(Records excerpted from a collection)
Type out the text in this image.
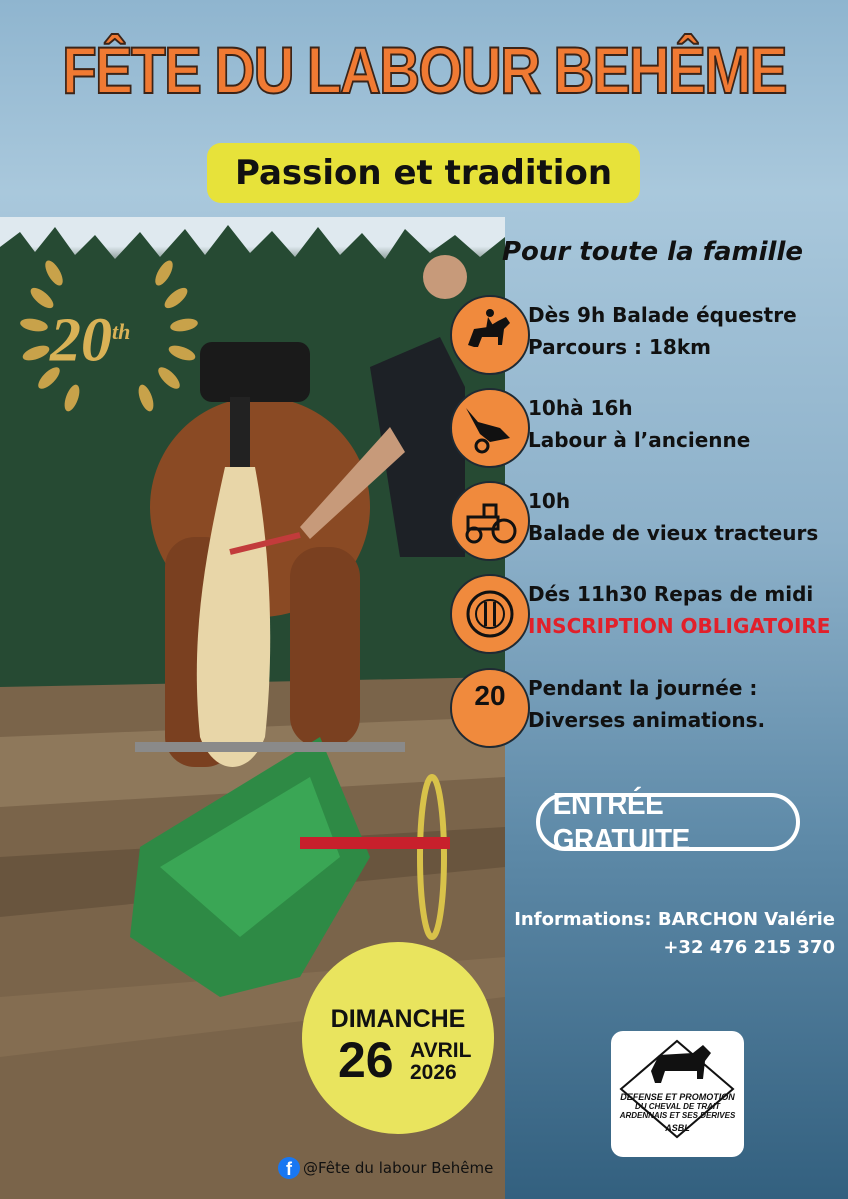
20th
FÊTE DU LABOUR BEHÊME
Passion et tradition
Pour toute la famille
Dès 9h Balade équestre
Parcours : 18km
10hà 16h
Labour à l’ancienne
10h
Balade de vieux tracteurs
Dés 11h30 Repas de midi
INSCRIPTION OBLIGATOIRE
20	Pendant la journée :
Diverses animations.
ENTRÉE GRATUITE
Informations: BARCHON Valérie
+32 476 215 370
DIMANCHE
26 AVRIL
2026
DEFENSE ET PROMOTION
DU CHEVAL DE TRAIT
ARDENNAIS ET SES DERIVES
ASBL
f @Fête du labour Behême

What you should do: Extract every line containing the string "Balade" from the data above.

Response to this exercise:
Dès 9h Balade équestre
Balade de vieux tracteurs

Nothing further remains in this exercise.